TEXT PASSAGE:
11:28 UK time, Monday, 12 February 2007

A service highlighting the riches of the daily press.

"Revelations" in the Sunday press that David Cameron smoked cannabis as a schoolboy have whipped up a storm of indifferent silence among politicians, with even sworn enemies such as the Home Secretary John Reid calling it a "so what?" moment.

It's an indication of the apparent chasm of concern that can exist between the media and the public:

• the former seeing it as a technical victory against the Tory leader who, thus far, has resorted to heavy innuendo – "there were things that I did in the past that I don't think I should talk about now that I'm a politician" – when asked whether he'd taken illegal drugs;

• the latter largely greeting the news with a collective shrug of the shoulders.

Given its almost imperceptible shockwaves on the Westminster Richter scale, what, if anything, can Monday's papers do to move the story on?

Barring a stiffly-worded commentary from the Sun's political editor, the paper plays it for laughs – mocking up a picture of Mr Cameron with a massive joint, and imagining some of the Latin lines that a young Cameron would have had to copy out for his punishment. "Me non oportet inhalare – I must not inhale"… you get the picture.

The Mirror weighs in with some predictable toff-bashing – "Absolutely spliffing" – and acknowledges that while cannabis smoking is no big deal, the wider issue is what else Cameron may have done but not admitted to.

The Mail, which one might assume has the most cause for outrage on this further erosion of standards in politics, is rather muted, adding little to Sunday's story and using its leader column to urge Cameron to be tougher on drug use today.

BRIEF A: Could you restate, word for word, the press review above about David Cameron and cannabis?

DATA ENTRIES:
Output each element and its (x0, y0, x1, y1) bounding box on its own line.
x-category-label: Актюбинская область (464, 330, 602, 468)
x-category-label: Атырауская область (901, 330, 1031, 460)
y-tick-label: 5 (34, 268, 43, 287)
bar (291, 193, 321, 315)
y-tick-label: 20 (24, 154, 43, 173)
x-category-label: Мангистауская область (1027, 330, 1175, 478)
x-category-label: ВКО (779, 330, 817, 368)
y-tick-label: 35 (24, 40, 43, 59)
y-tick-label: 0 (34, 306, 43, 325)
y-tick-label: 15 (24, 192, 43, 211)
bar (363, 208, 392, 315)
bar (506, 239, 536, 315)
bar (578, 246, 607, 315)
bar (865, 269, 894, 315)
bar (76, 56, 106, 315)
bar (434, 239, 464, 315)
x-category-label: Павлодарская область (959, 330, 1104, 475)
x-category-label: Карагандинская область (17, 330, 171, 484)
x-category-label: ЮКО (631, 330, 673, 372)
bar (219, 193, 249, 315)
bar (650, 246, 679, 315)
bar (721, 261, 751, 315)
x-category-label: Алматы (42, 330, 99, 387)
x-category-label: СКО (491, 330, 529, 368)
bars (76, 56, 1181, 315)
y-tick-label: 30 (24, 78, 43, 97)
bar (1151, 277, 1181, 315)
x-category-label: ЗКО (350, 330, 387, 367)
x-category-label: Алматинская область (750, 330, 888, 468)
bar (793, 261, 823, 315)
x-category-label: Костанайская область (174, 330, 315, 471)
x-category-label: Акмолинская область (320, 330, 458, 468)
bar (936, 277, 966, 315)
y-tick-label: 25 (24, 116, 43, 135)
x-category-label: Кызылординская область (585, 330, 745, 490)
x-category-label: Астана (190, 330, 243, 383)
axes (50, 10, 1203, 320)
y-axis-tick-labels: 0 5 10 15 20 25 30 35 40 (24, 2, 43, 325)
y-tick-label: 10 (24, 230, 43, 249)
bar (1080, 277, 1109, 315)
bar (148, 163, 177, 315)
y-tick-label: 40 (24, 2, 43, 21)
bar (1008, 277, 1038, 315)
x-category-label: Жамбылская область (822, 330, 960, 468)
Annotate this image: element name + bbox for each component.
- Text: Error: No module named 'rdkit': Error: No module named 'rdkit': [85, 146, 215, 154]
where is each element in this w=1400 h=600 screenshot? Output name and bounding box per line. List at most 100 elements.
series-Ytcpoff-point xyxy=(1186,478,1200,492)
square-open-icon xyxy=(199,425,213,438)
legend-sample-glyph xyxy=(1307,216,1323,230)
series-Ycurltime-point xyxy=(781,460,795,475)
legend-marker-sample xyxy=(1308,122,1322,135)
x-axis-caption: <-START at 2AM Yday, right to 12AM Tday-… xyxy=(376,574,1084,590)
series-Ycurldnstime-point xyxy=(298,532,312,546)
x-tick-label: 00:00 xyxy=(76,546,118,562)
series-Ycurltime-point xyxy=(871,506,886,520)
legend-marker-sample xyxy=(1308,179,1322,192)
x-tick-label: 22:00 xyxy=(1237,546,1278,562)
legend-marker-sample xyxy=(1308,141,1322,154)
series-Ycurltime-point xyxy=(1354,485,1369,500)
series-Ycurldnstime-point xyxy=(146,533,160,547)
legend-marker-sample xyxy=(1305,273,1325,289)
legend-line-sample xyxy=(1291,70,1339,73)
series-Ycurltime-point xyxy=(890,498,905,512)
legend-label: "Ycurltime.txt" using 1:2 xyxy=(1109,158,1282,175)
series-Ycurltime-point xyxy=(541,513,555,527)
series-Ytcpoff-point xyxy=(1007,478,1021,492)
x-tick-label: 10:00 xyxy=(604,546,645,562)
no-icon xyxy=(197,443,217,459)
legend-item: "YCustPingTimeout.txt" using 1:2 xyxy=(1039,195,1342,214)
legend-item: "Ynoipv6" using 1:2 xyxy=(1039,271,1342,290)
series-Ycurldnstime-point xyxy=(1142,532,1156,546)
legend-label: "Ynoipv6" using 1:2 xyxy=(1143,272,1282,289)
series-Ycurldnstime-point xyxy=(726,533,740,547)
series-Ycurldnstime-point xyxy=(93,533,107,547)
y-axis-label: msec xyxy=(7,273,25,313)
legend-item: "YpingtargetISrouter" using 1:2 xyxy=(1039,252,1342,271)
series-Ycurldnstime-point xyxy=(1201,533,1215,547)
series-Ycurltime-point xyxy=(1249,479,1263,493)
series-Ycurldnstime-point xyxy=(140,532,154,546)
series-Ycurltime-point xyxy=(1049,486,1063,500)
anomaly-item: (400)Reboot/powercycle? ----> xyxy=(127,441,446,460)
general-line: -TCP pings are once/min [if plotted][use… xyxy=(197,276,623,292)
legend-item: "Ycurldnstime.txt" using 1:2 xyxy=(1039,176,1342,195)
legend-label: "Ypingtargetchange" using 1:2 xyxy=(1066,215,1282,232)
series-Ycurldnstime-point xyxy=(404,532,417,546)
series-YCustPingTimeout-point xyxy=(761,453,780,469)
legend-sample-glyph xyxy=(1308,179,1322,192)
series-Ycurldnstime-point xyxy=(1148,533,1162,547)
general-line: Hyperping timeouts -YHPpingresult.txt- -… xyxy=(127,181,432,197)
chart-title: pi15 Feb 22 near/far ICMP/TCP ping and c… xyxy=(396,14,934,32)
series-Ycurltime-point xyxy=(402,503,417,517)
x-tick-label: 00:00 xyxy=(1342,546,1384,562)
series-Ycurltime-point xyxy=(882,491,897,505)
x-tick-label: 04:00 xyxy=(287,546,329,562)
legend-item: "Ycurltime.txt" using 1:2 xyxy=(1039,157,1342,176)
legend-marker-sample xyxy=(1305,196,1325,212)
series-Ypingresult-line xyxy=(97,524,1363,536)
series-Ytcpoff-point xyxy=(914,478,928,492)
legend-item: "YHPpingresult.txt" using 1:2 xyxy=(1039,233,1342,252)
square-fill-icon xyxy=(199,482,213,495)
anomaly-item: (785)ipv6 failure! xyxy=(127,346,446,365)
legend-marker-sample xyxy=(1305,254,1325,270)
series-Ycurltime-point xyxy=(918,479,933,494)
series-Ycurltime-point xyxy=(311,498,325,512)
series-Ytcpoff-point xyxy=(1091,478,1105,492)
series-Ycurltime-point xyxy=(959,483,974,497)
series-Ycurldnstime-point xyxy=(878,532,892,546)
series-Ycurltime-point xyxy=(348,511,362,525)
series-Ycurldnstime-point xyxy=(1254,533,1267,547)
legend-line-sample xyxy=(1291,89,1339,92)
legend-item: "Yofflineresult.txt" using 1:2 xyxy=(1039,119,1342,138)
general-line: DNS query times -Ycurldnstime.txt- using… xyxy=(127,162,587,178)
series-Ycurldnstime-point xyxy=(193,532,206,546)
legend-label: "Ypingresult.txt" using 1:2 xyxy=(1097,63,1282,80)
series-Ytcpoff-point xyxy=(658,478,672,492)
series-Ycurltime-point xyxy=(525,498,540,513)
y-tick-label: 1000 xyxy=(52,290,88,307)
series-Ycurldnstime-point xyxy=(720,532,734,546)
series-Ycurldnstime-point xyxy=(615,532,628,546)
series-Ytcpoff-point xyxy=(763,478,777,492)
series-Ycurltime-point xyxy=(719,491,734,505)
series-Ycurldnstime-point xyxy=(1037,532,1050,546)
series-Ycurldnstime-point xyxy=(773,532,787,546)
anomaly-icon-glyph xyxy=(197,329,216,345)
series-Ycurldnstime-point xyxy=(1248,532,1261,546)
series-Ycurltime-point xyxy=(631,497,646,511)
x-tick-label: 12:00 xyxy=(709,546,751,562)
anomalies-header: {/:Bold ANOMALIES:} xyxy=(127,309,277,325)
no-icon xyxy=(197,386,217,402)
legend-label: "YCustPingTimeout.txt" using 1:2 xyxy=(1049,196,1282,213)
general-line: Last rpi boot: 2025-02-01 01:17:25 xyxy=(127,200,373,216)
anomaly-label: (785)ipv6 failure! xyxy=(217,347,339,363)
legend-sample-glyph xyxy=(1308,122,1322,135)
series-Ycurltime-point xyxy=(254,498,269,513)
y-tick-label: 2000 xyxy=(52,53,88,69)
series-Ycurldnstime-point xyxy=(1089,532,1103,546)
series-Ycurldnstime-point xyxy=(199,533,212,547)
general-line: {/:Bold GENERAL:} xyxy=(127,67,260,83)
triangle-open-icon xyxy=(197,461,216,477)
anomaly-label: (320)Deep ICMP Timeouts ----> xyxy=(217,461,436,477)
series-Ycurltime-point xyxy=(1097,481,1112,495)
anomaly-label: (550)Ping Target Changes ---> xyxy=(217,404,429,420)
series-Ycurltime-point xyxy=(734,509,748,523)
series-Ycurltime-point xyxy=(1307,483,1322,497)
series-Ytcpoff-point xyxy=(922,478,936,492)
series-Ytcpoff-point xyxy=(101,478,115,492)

BRIEF B: Can you quote the rows above verbatim, everything from the first row down to the one containing "x-category-label: Алматы (42, 330, 99, 387)", including both?

TASK OUTPUT A:
11:28 UK time, Monday, 12 February 2007

A service highlighting the riches of the daily press.

"Revelations" in the Sunday press that David Cameron smoked cannabis as a schoolboy have whipped up a storm of indifferent silence among politicians, with even sworn enemies such as the Home Secretary John Reid calling it a "so what?" moment.

It's an indication of the apparent chasm of concern that can exist between the media and the public:

• the former seeing it as a technical victory against the Tory leader who, thus far, has resorted to heavy innuendo – "there were things that I did in the past that I don't think I should talk about now that I'm a politician" – when asked whether he'd taken illegal drugs;

• the latter largely greeting the news with a collective shrug of the shoulders.

Given its almost imperceptible shockwaves on the Westminster Richter scale, what, if anything, can Monday's papers do to move the story on?

Barring a stiffly-worded commentary from the Sun's political editor, the paper plays it for laughs – mocking up a picture of Mr Cameron with a massive joint, and imagining some of the Latin lines that a young Cameron would have had to copy out for his punishment. "Me non oportet inhalare – I must not inhale"… you get the picture.

The Mirror weighs in with some predictable toff-bashing – "Absolutely spliffing" – and acknowledges that while cannabis smoking is no big deal, the wider issue is what else Cameron may have done but not admitted to.

The Mail, which one might assume has the most cause for outrage on this further erosion of standards in politics, is rather muted, adding little to Sunday's story and using its leader column to urge Cameron to be tougher on drug use today.

TASK OUTPUT B:
Output each element and its (x0, y0, x1, y1) bounding box on its own line.
x-category-label: Актюбинская область (464, 330, 602, 468)
x-category-label: Атырауская область (901, 330, 1031, 460)
y-tick-label: 5 (34, 268, 43, 287)
bar (291, 193, 321, 315)
y-tick-label: 20 (24, 154, 43, 173)
x-category-label: Мангистауская область (1027, 330, 1175, 478)
x-category-label: ВКО (779, 330, 817, 368)
y-tick-label: 35 (24, 40, 43, 59)
y-tick-label: 0 (34, 306, 43, 325)
y-tick-label: 15 (24, 192, 43, 211)
bar (363, 208, 392, 315)
bar (506, 239, 536, 315)
bar (578, 246, 607, 315)
bar (865, 269, 894, 315)
bar (76, 56, 106, 315)
bar (434, 239, 464, 315)
x-category-label: Павлодарская область (959, 330, 1104, 475)
x-category-label: Карагандинская область (17, 330, 171, 484)
x-category-label: ЮКО (631, 330, 673, 372)
bar (219, 193, 249, 315)
bar (650, 246, 679, 315)
bar (721, 261, 751, 315)
x-category-label: Алматы (42, 330, 99, 387)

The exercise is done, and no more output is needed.